# TASK MATERIAL start

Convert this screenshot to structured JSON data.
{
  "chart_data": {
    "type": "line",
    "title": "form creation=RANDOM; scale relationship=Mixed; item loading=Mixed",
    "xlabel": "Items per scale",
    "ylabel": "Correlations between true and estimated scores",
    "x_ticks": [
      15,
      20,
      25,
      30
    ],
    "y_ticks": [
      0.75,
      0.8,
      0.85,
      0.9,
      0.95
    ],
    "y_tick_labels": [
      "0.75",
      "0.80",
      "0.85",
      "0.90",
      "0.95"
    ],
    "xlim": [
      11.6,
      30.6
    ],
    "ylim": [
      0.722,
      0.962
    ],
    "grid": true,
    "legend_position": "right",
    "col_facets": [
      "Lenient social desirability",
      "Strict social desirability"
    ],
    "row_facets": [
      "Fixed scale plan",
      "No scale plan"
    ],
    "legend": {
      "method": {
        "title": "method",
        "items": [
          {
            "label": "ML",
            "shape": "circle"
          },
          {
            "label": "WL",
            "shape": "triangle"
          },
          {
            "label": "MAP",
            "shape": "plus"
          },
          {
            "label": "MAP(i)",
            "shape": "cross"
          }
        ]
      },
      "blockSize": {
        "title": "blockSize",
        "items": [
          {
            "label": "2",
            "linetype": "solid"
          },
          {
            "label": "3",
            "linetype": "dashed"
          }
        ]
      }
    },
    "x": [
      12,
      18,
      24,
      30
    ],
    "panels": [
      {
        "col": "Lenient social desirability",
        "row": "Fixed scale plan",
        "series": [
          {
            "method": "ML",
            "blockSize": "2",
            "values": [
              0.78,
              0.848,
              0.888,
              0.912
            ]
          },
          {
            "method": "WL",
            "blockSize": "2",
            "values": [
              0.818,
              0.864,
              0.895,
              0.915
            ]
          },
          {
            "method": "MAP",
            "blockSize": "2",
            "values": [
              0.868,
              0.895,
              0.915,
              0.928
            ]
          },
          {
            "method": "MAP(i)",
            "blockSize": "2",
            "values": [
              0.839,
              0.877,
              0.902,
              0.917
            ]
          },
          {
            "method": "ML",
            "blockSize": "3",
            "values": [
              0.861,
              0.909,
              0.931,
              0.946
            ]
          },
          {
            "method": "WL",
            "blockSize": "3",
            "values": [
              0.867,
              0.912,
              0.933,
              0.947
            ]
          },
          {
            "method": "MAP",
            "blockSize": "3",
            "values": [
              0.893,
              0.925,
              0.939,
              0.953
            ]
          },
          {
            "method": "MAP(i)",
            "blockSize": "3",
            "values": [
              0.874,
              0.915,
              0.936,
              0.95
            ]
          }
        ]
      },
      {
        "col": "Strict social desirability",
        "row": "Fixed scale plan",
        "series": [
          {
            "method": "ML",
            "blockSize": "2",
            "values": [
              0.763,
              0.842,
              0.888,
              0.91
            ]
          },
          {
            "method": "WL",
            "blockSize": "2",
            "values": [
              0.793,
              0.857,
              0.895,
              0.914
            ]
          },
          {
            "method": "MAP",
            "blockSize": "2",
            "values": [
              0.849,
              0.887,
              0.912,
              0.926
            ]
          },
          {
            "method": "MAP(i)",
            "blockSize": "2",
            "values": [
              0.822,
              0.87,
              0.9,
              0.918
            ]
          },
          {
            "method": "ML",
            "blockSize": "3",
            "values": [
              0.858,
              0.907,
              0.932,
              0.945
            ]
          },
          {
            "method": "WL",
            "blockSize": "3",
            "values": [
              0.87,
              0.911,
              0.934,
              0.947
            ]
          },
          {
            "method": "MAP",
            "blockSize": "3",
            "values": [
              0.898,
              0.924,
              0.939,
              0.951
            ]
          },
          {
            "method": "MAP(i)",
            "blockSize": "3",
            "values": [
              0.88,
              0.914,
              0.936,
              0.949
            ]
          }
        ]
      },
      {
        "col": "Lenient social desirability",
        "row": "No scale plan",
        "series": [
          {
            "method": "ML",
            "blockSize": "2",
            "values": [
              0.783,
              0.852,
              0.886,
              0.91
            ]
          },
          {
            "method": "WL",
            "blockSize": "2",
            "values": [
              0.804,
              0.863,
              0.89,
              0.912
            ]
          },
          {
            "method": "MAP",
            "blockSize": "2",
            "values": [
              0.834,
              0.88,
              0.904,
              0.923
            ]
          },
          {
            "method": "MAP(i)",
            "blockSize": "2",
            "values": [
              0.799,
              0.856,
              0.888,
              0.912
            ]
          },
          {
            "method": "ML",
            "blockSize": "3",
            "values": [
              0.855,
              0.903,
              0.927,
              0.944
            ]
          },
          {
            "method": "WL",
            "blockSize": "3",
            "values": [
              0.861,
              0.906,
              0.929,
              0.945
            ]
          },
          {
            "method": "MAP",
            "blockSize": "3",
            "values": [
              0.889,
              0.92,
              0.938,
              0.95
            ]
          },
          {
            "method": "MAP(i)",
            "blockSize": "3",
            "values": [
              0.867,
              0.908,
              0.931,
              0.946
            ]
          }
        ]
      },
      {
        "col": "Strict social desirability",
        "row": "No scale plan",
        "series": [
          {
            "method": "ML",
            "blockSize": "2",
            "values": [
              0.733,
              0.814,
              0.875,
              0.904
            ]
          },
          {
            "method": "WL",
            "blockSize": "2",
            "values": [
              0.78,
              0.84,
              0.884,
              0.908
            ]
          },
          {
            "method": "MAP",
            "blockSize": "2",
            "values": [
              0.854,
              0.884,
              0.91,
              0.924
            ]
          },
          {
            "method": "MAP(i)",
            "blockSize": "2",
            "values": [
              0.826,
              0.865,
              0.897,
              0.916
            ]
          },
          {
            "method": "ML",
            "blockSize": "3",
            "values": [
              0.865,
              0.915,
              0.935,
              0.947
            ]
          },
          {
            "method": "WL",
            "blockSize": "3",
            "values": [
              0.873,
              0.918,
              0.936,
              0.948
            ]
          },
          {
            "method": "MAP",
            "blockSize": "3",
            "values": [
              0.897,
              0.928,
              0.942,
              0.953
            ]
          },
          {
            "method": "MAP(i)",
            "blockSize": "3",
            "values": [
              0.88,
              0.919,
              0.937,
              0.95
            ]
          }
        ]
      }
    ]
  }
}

# TASK MATERIAL end

## [REQUIRED WORK]
Find the word "scale" in the data and show each line that holds it.

## [TASK SOLUTION]
    "title": "form creation=RANDOM; scale relationship=Mixed; item loading=Mixed",
    "xlabel": "Items per scale",
      "Fixed scale plan",
      "No scale plan"
        "row": "Fixed scale plan",
        "row": "Fixed scale plan",
        "row": "No scale plan",
        "row": "No scale plan",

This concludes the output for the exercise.